(Records shown):
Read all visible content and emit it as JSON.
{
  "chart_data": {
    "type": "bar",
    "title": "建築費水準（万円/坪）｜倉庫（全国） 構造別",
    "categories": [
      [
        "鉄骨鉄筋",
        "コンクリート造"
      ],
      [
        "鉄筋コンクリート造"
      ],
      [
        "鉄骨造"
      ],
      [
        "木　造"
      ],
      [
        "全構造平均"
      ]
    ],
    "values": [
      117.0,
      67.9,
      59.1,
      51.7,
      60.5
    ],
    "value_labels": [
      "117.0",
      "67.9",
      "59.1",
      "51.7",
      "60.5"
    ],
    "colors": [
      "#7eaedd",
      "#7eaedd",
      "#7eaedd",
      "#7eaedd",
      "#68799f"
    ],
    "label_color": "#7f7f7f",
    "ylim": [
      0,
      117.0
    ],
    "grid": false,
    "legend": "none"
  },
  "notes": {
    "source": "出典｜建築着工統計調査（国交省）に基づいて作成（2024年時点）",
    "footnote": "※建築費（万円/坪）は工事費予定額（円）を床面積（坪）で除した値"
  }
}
* * *
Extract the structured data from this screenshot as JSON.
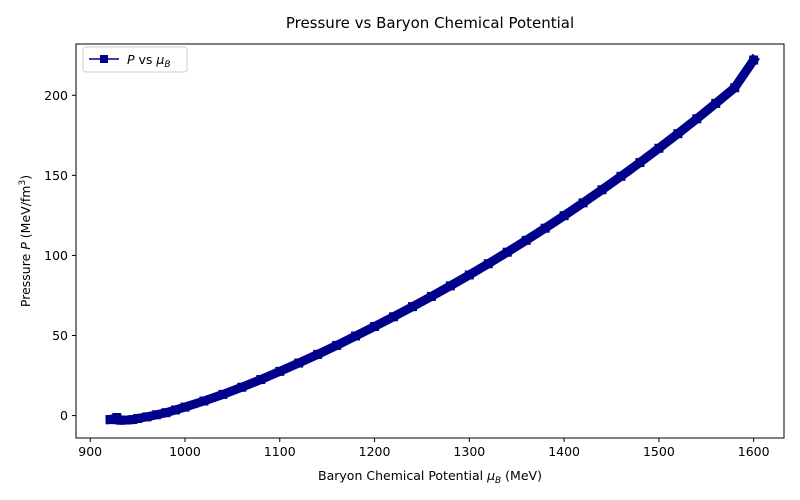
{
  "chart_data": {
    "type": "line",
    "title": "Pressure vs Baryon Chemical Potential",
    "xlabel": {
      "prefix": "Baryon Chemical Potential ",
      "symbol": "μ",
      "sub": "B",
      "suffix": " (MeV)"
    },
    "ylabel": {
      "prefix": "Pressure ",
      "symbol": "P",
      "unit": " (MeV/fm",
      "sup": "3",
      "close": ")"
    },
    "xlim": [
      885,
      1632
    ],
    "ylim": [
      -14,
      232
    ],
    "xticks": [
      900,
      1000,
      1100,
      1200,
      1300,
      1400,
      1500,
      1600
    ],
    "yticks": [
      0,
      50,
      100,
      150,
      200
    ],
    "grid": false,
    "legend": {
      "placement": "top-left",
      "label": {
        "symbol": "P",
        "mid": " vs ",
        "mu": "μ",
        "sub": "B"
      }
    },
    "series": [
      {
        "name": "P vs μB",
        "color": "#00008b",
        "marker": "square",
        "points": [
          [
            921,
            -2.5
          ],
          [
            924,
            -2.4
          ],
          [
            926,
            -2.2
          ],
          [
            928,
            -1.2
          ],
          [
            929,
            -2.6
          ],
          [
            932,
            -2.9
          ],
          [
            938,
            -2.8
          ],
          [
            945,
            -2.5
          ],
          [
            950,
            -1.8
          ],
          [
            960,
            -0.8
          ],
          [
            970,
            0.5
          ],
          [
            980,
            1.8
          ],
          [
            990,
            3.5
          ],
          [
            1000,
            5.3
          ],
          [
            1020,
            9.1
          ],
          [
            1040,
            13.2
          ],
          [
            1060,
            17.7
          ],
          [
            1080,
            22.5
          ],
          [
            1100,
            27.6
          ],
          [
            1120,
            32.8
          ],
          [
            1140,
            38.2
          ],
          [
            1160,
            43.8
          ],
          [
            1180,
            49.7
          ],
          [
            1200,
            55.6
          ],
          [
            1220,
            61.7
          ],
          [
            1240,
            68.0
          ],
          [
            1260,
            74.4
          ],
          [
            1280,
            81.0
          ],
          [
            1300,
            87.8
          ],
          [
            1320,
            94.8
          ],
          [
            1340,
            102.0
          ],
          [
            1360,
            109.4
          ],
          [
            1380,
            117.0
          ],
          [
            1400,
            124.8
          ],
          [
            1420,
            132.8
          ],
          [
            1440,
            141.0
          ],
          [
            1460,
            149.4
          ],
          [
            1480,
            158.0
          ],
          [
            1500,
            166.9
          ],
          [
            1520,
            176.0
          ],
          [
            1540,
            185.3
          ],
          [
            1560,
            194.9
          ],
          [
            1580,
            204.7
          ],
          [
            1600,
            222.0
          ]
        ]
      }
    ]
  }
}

(Exercise brief):
Show the lines of the records that include the string "prefix".

(Expected output):
      "prefix": "Baryon Chemical Potential ",
      "prefix": "Pressure ",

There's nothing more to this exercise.